### [Problem]
Reproduce each line bearing the word "propanediol".

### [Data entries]
────
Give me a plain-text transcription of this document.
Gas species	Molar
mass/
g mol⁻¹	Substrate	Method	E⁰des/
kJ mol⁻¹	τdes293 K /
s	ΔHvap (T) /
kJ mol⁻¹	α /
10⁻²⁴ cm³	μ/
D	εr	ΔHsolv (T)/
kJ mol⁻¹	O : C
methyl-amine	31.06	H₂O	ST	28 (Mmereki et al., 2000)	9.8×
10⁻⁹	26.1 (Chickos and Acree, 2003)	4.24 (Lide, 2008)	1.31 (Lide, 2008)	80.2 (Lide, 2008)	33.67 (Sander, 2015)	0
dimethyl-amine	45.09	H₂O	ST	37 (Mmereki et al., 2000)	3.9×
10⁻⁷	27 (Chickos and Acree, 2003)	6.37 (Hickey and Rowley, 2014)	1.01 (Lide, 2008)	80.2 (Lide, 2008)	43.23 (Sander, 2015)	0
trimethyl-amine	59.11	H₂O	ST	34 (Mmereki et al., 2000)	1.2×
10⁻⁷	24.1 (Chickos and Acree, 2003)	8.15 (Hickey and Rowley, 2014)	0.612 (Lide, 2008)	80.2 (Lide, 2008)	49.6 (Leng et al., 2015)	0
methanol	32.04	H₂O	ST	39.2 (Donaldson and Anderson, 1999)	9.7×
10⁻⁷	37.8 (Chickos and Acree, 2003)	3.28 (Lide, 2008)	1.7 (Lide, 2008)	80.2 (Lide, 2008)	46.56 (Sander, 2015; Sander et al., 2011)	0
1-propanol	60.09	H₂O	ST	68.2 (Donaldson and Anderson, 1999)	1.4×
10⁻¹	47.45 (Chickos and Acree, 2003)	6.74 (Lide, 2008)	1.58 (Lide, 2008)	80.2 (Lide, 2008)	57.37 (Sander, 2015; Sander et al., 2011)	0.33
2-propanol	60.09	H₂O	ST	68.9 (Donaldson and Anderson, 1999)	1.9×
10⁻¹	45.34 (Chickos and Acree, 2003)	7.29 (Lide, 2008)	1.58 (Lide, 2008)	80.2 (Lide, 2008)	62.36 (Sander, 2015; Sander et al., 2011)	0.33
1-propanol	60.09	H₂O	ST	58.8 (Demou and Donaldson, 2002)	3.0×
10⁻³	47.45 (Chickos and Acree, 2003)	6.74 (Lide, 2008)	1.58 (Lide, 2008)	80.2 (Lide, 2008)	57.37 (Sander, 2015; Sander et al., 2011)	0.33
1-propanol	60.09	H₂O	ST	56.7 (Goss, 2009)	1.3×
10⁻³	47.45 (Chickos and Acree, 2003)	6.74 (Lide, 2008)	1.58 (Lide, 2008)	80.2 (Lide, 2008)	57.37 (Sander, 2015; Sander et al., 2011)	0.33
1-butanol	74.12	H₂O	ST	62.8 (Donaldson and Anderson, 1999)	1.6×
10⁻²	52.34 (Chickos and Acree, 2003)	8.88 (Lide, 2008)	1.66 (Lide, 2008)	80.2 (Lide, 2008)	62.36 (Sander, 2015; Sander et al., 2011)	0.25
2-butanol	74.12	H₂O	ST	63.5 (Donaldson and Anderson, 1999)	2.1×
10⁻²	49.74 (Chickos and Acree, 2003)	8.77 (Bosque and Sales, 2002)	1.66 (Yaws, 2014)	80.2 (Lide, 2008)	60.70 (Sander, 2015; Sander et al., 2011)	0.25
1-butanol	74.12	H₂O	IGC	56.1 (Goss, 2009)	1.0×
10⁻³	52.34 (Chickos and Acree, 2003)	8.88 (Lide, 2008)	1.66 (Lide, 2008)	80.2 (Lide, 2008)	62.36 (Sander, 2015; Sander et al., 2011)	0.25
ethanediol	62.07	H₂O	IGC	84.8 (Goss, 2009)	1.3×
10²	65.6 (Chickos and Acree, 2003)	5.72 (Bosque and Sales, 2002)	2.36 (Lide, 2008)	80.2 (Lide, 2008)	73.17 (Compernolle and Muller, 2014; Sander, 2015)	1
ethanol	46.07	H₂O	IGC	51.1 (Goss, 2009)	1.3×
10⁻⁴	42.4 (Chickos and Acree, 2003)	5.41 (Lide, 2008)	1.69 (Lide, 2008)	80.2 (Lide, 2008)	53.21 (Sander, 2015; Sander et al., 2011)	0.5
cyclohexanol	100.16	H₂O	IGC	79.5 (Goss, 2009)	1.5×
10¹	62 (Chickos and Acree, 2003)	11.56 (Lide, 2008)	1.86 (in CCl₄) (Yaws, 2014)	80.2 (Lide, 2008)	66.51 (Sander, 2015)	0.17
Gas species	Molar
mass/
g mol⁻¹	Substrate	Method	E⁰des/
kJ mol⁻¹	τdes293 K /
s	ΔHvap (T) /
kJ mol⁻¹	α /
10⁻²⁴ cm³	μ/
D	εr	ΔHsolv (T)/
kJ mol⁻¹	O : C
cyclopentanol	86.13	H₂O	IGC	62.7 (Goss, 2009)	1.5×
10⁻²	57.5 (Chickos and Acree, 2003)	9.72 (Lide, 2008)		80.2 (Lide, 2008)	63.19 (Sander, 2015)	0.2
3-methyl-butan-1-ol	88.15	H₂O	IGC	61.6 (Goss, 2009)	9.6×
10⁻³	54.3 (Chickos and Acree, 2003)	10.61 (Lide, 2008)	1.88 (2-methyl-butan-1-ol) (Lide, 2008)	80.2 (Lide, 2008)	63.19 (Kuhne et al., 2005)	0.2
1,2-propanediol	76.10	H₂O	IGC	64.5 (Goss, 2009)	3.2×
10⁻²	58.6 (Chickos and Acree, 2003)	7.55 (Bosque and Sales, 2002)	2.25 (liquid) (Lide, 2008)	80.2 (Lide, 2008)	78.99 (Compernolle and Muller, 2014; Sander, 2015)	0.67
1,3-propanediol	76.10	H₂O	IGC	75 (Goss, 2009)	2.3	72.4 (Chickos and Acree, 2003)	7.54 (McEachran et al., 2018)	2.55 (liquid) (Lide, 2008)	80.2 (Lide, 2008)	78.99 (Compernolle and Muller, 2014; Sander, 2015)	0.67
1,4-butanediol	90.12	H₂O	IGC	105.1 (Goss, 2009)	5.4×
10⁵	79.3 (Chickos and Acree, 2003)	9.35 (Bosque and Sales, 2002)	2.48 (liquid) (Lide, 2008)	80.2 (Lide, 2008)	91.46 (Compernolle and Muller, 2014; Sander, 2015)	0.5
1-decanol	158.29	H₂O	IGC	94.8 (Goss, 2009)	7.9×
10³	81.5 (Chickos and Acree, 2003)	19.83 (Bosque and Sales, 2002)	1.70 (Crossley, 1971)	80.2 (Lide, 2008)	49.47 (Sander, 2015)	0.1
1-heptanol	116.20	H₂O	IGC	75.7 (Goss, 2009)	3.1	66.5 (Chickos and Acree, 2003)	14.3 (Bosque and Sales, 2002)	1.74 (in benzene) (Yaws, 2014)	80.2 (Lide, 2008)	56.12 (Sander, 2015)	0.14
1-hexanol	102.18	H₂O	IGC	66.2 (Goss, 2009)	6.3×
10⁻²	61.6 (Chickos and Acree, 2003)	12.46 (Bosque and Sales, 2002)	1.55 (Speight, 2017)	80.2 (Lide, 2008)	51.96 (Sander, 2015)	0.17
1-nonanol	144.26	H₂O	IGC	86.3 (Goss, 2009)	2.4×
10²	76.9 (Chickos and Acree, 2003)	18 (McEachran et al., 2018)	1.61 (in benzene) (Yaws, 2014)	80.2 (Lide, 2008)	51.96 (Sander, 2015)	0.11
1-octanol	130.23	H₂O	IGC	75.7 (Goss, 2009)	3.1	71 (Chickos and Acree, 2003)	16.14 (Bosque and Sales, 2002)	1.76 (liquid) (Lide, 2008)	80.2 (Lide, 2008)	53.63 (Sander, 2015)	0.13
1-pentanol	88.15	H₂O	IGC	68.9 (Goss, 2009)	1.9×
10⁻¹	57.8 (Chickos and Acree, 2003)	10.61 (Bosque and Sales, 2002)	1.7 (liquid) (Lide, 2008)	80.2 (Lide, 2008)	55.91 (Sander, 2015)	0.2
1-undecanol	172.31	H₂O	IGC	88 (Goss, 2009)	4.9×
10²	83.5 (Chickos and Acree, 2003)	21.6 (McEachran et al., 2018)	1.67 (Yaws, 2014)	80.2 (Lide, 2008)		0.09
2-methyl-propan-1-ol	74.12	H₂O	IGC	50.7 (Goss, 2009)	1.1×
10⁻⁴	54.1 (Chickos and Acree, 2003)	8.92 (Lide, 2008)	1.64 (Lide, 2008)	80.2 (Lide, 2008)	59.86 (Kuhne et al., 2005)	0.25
────
### [Full answer]
1,2-propanediol	76.10	H₂O	IGC	64.5 (Goss, 2009)	3.2×
1,3-propanediol	76.10	H₂O	IGC	75 (Goss, 2009)	2.3	72.4 (Chickos and Acree, 2003)	7.54 (McEachran et al., 2018)	2.55 (liquid) (Lide, 2008)	80.2 (Lide, 2008)	78.99 (Compernolle and Muller, 2014; Sander, 2015)	0.67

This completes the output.